── ITEMS

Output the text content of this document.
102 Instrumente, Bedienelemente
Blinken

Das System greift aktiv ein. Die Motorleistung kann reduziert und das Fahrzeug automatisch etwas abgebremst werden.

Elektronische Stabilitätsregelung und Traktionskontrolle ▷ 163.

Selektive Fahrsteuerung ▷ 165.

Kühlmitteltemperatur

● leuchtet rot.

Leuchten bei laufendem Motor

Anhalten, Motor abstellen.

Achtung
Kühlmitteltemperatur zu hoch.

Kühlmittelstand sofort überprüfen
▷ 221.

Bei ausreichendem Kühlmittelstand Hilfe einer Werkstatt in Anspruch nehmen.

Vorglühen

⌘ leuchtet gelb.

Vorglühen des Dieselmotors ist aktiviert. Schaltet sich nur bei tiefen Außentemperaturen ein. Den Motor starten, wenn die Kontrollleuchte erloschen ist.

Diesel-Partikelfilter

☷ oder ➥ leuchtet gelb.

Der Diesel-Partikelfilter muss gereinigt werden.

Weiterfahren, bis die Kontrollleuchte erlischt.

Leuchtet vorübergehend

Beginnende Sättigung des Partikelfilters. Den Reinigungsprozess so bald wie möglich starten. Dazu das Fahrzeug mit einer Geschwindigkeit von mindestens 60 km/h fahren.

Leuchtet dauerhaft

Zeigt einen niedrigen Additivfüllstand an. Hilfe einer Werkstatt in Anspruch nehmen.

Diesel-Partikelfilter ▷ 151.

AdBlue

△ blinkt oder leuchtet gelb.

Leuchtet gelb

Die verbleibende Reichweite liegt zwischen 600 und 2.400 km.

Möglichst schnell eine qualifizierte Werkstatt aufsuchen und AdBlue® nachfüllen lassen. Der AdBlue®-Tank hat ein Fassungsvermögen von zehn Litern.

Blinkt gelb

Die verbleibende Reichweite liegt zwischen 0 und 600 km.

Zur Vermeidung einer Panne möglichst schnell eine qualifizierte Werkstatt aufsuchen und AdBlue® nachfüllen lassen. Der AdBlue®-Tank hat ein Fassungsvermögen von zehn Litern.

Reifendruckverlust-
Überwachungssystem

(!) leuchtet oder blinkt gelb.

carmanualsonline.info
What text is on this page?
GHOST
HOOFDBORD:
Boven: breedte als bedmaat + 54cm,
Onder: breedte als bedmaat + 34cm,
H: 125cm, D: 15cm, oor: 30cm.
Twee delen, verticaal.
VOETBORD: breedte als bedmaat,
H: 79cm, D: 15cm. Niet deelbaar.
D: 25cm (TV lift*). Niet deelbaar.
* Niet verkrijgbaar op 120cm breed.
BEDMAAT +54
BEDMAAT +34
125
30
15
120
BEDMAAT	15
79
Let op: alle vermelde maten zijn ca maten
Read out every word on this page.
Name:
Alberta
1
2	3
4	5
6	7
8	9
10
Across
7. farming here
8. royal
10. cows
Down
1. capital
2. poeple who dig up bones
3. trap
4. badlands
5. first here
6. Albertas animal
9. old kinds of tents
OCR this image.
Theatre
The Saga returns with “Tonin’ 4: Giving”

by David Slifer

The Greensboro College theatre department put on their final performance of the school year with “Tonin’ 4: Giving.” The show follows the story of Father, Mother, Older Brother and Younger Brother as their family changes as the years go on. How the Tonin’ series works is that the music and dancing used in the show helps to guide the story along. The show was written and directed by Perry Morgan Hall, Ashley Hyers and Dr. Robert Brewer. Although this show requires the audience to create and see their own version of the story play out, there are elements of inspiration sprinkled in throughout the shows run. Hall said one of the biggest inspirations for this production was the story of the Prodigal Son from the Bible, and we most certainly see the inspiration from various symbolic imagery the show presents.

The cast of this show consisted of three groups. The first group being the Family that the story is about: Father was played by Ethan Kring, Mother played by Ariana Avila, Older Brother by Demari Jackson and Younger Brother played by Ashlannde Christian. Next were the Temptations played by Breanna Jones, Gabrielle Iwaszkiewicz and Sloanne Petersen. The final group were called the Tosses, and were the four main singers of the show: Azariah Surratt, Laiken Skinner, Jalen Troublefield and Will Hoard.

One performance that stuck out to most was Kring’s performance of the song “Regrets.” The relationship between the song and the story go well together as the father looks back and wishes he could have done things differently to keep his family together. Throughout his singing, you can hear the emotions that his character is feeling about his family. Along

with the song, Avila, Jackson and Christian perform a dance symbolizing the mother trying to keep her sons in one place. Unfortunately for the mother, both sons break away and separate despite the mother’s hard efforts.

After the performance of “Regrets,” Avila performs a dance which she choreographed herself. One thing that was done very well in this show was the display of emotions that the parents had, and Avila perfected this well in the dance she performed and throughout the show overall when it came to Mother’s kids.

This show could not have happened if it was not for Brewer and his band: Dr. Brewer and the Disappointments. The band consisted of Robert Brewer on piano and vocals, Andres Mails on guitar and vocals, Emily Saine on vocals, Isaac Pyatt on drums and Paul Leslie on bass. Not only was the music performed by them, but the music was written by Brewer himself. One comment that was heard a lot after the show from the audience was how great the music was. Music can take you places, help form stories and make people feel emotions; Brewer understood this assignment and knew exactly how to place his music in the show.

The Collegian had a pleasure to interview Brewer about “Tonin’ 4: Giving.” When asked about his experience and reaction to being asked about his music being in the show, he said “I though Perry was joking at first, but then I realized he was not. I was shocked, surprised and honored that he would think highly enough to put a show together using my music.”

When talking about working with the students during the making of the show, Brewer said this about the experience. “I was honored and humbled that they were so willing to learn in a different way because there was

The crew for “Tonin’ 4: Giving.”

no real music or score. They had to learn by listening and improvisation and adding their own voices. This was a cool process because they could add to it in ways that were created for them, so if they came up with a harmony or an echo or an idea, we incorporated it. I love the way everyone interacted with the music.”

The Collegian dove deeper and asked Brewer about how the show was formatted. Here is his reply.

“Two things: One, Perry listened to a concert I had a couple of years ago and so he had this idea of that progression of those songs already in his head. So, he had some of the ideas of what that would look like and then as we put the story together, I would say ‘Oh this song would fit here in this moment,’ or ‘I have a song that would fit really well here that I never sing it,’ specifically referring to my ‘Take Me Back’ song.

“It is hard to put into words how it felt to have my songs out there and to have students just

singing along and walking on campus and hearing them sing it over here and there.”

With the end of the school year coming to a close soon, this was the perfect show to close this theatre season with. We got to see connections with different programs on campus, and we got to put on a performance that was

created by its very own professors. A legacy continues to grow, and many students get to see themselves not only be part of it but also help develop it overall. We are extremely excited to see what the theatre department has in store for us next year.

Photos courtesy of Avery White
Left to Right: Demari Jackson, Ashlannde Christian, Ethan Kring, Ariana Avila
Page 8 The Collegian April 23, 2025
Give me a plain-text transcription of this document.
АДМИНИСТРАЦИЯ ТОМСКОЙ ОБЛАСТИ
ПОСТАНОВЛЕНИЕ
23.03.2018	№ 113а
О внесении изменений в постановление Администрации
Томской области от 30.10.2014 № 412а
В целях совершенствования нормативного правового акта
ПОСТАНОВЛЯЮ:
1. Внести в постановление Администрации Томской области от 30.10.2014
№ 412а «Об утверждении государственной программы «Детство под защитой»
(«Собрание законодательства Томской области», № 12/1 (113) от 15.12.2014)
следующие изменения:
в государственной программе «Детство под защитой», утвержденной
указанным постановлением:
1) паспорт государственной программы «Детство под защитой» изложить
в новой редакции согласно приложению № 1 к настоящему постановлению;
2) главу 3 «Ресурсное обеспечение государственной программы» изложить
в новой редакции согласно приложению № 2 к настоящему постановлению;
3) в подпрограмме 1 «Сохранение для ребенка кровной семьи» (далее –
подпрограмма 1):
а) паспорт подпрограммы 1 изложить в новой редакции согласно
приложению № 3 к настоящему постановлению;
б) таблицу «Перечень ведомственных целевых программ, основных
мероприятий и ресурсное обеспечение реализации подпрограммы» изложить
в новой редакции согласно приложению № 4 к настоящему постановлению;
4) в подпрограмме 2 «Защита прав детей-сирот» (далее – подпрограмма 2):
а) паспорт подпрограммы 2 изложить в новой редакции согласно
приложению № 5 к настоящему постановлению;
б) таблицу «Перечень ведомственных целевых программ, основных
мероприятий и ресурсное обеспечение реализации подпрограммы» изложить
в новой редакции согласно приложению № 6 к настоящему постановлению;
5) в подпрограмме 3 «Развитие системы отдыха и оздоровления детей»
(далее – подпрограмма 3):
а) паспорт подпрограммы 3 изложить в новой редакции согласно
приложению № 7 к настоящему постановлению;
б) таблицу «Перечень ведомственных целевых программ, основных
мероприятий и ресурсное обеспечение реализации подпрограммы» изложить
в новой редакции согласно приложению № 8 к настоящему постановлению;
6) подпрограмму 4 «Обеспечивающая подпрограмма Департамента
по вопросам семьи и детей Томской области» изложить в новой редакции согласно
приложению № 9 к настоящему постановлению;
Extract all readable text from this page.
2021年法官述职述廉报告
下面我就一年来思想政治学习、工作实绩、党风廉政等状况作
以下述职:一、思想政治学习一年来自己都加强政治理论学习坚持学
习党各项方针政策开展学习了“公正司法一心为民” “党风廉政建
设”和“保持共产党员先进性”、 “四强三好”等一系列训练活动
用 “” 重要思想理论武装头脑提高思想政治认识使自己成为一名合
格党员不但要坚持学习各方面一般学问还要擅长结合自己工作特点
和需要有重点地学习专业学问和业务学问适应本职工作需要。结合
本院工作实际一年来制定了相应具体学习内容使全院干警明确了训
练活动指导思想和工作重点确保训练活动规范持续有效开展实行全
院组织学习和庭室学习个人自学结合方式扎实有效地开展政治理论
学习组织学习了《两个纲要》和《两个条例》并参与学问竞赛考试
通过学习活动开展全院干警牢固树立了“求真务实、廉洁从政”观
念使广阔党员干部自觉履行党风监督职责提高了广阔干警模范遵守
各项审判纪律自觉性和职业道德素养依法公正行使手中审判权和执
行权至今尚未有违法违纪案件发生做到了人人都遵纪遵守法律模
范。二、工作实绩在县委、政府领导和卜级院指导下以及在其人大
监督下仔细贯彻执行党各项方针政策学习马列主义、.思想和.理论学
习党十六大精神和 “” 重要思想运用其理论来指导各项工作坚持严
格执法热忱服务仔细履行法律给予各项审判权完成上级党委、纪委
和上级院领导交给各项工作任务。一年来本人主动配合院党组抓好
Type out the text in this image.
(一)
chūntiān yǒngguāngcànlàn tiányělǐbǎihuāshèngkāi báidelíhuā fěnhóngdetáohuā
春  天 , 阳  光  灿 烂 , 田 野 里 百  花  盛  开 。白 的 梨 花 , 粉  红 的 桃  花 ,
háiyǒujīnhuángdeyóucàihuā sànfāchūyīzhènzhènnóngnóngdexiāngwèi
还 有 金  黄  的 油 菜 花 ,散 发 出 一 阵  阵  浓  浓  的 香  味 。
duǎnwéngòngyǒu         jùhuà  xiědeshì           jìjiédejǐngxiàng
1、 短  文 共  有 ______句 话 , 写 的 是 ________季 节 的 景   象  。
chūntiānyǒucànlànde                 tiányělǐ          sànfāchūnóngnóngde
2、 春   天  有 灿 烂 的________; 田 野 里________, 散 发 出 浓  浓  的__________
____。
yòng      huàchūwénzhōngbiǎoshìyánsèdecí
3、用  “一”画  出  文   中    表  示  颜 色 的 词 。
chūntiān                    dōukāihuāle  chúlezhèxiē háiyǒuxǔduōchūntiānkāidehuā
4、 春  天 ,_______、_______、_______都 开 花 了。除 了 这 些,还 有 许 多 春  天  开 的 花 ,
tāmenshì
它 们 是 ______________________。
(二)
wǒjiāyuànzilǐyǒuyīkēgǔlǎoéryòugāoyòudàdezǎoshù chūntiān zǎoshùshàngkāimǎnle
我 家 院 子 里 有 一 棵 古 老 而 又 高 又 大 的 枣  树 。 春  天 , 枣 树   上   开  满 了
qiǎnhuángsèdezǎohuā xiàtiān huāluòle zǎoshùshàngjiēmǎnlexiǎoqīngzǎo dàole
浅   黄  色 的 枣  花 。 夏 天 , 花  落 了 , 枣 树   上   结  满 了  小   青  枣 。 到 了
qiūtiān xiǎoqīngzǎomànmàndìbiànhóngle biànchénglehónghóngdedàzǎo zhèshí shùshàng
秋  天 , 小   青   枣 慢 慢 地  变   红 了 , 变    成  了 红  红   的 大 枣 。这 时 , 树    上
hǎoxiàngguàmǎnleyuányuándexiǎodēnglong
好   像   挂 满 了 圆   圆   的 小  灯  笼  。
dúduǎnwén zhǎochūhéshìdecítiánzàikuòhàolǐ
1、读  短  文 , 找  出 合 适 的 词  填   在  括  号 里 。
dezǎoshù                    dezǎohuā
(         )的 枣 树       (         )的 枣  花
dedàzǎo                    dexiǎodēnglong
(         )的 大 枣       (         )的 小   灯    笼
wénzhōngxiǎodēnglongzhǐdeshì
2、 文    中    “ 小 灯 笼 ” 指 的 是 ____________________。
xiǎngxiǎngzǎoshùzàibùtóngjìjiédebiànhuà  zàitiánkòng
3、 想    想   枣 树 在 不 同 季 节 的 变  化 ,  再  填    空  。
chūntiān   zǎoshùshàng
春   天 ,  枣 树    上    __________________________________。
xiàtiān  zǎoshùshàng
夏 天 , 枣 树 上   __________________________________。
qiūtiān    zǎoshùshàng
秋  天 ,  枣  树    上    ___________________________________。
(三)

────

■ INSTRUCTIONS TO FOLLOW:
Pull out every line holding "Kühlmitteltemperatur" from the records above, and copy it.

■ COMPLETE OUTPUT:
Kühlmitteltemperatur
Kühlmitteltemperatur zu hoch.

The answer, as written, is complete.